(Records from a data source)
+++

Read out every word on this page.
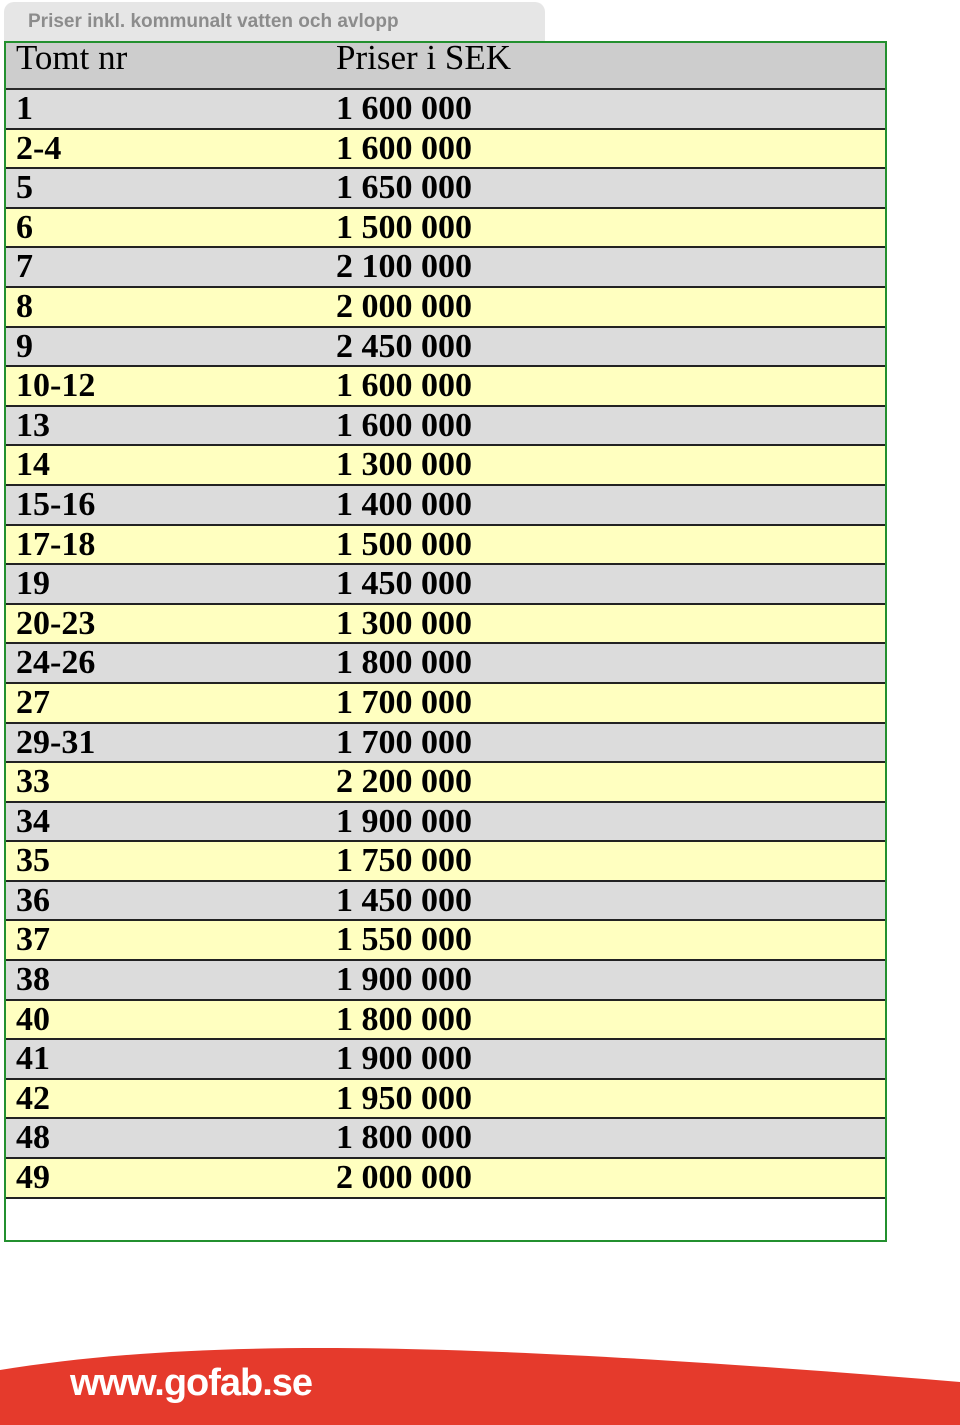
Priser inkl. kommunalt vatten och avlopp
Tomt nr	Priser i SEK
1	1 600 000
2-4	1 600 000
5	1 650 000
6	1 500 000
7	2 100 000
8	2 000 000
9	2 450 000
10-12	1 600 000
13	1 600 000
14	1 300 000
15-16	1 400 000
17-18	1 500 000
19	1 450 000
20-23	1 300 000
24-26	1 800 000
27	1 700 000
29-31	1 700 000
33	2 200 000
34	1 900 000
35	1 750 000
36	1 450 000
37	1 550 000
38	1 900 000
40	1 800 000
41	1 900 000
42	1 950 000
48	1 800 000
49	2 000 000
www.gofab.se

+++

Task to carry out →
Looking at the records above, work out how many lines include the word "Priser", then give that number by itself.

Exercise answer →
2